TASK INSTRUCTIONS. Identify, in the records below, every line where the string "Blues" appears, and copy each such line.

MATERIAL TO PROCESS.
Begin

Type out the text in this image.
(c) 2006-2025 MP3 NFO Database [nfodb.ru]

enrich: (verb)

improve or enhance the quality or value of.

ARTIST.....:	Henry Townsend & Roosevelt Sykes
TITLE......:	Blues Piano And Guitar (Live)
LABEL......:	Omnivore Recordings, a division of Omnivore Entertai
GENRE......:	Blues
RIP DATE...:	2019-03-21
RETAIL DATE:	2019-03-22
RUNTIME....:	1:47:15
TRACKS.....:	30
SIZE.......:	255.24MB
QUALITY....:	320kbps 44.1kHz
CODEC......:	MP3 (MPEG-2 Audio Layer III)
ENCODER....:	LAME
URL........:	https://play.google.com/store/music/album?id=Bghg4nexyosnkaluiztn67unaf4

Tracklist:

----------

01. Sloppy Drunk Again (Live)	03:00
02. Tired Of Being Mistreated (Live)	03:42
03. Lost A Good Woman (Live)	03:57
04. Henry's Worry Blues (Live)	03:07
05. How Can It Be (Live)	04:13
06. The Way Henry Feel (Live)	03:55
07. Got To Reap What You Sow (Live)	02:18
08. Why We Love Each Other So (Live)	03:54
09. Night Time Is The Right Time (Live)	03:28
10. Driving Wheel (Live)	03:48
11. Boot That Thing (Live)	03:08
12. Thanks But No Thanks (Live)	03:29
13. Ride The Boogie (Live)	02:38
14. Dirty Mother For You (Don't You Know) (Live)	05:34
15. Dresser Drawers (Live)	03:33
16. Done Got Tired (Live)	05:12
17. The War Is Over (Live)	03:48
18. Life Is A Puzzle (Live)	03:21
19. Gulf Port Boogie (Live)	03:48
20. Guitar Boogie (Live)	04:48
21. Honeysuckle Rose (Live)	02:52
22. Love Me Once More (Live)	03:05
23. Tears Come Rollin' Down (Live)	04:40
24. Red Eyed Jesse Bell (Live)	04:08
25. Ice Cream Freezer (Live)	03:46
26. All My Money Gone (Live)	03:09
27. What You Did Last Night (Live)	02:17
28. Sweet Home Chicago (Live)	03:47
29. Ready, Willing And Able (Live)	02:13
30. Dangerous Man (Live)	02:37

End

RESULT FOR THIS TASK.
TITLE......:	Blues Piano And Guitar (Live)
GENRE......:	Blues
04. Henry's Worry Blues (Live)	03:07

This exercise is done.